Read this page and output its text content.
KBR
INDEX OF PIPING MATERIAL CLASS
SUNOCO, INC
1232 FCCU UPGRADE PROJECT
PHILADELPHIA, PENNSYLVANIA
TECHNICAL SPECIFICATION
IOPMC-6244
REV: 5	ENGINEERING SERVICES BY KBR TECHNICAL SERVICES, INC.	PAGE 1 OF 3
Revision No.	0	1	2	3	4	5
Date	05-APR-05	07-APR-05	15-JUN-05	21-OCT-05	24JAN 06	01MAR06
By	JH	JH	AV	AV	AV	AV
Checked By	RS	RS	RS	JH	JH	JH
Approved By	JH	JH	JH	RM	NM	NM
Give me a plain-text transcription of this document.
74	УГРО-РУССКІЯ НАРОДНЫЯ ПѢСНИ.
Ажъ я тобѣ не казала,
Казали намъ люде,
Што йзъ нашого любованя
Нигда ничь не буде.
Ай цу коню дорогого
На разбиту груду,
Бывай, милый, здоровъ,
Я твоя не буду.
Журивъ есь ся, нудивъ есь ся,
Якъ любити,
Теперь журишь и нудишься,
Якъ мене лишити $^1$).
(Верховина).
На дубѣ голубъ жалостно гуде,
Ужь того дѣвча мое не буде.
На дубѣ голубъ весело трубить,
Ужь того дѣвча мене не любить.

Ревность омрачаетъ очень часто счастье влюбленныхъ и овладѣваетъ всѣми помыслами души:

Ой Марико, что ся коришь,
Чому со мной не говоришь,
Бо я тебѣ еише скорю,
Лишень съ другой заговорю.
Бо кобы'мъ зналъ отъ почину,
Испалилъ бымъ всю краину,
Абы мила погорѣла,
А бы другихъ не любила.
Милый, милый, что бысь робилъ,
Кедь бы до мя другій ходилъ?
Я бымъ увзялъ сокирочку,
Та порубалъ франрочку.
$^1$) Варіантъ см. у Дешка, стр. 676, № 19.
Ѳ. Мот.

> Problem statement: Give only the number of lines in the material above that hold the word "text".

> Response to this exercise: 2